● **Written problem**: Leave the pictures out and transcribe every record exactly.

▼▼▼

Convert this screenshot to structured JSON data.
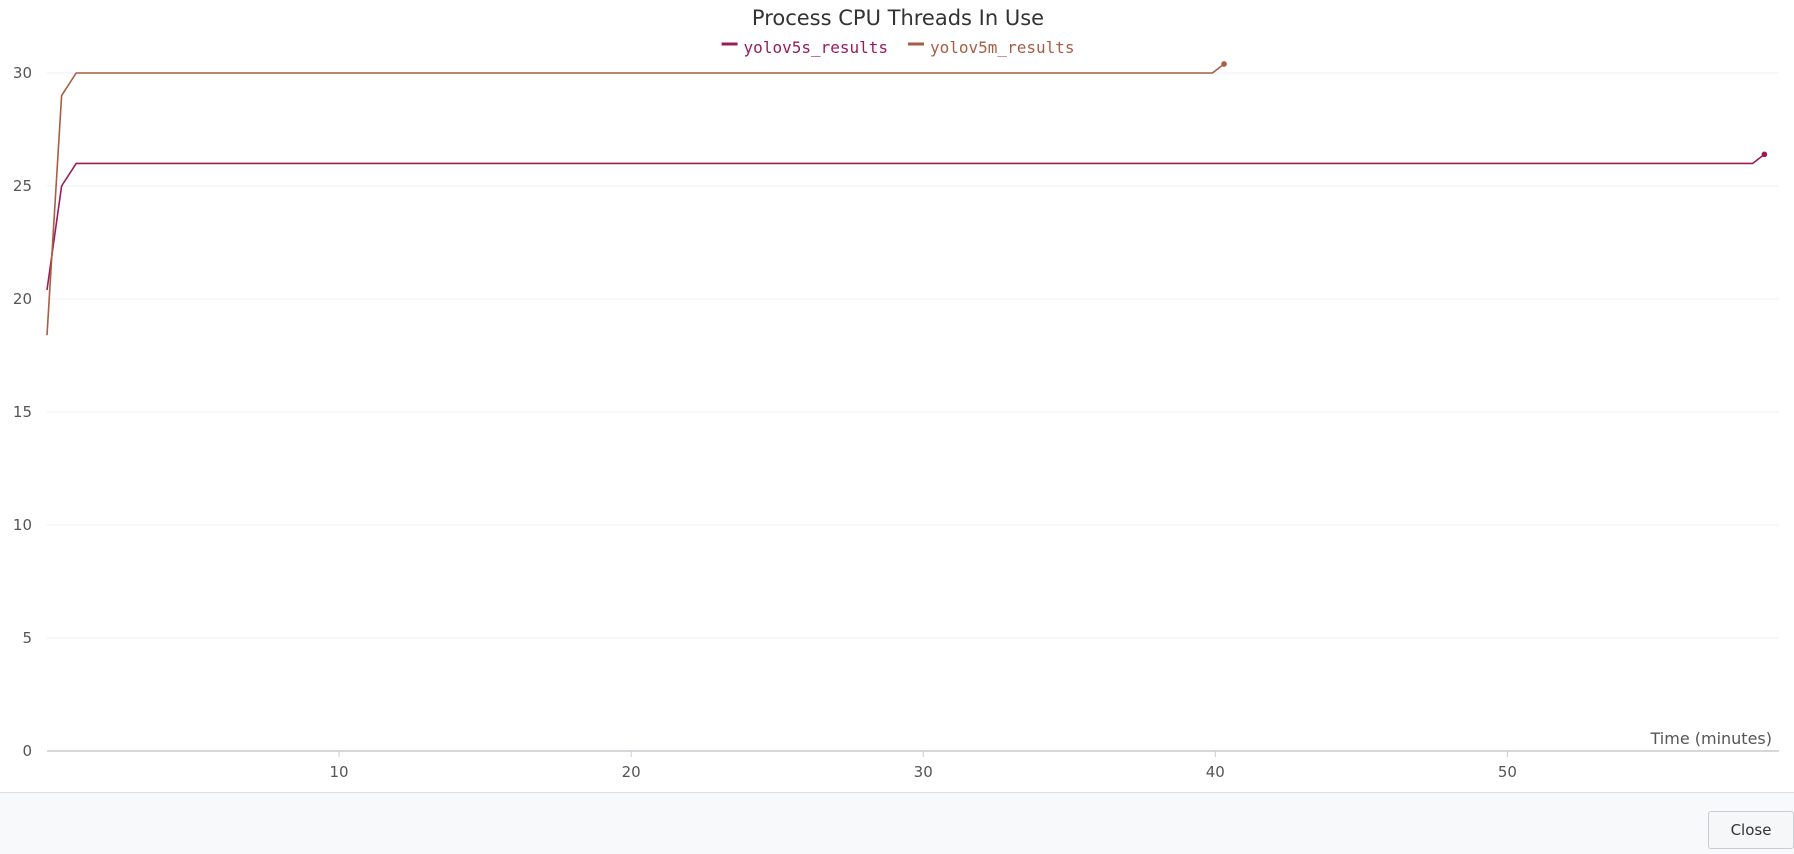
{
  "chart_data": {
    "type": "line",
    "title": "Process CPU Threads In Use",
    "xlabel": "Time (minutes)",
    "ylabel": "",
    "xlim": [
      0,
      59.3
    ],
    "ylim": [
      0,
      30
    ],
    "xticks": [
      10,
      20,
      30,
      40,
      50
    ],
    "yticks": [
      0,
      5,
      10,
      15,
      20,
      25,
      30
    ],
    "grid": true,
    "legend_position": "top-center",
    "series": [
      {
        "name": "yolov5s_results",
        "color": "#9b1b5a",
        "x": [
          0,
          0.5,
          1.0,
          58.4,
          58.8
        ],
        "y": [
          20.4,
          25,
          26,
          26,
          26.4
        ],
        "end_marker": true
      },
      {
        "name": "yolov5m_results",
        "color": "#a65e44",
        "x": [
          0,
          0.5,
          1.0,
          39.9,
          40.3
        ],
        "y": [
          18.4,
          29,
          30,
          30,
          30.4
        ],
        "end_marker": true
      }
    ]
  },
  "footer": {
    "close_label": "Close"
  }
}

▲▲▲

● **Written response**:
Convert this screenshot to structured JSON data.
{
  "chart_data": {
    "type": "line",
    "title": "Process CPU Threads In Use",
    "xlabel": "Time (minutes)",
    "ylabel": "",
    "xlim": [
      0,
      59.3
    ],
    "ylim": [
      0,
      30
    ],
    "xticks": [
      10,
      20,
      30,
      40,
      50
    ],
    "yticks": [
      0,
      5,
      10,
      15,
      20,
      25,
      30
    ],
    "grid": true,
    "legend_position": "top-center",
    "series": [
      {
        "name": "yolov5s_results",
        "color": "#9b1b5a",
        "x": [
          0,
          0.5,
          1.0,
          58.4,
          58.8
        ],
        "y": [
          20.4,
          25,
          26,
          26,
          26.4
        ],
        "end_marker": true
      },
      {
        "name": "yolov5m_results",
        "color": "#a65e44",
        "x": [
          0,
          0.5,
          1.0,
          39.9,
          40.3
        ],
        "y": [
          18.4,
          29,
          30,
          30,
          30.4
        ],
        "end_marker": true
      }
    ]
  },
  "footer": {
    "close_label": "Close"
  }
}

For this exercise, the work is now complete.